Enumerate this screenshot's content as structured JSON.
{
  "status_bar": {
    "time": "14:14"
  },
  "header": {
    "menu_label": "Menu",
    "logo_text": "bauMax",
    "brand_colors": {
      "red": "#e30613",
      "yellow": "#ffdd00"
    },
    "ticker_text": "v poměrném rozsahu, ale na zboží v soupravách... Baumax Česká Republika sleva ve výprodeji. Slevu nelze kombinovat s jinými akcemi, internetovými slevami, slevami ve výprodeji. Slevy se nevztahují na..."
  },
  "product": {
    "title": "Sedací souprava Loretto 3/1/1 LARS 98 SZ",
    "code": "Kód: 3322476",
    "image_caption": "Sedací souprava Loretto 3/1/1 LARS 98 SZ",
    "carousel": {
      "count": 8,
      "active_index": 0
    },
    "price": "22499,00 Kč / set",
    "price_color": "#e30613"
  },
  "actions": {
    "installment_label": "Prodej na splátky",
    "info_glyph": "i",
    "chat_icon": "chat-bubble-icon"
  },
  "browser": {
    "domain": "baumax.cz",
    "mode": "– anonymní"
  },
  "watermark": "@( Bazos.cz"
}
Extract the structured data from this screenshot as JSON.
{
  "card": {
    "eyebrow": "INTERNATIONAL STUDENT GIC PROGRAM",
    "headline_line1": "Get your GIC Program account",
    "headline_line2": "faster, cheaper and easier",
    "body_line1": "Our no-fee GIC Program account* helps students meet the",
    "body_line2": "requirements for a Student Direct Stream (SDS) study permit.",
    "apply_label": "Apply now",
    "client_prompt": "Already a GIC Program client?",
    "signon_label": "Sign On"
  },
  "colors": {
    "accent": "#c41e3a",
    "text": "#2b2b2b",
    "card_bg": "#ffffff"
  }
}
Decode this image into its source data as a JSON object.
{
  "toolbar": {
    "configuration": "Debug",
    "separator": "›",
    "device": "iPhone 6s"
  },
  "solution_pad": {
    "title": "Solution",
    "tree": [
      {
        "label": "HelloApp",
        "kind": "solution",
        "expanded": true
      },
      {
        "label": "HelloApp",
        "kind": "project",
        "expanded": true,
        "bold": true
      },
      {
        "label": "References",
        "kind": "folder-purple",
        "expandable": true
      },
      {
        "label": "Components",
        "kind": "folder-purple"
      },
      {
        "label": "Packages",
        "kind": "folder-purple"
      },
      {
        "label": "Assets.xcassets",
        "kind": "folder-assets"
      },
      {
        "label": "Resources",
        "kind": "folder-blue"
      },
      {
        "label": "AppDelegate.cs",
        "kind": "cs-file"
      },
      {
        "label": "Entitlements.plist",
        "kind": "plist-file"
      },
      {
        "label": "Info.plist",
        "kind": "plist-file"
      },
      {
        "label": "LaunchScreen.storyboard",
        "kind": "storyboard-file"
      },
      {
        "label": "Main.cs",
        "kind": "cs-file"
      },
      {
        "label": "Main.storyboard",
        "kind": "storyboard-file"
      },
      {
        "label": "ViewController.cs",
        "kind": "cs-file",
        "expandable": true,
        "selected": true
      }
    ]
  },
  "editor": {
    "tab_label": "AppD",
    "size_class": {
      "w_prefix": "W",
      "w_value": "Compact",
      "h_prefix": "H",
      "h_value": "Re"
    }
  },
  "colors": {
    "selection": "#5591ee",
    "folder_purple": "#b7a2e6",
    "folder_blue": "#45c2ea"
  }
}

......

TO BE DONE — List each line of the records that holds the string "JSON".

SOLUTION —
Enumerate this screenshot's content as structured JSON.
Extract the structured data from this screenshot as JSON.
Decode this image into its source data as a JSON object.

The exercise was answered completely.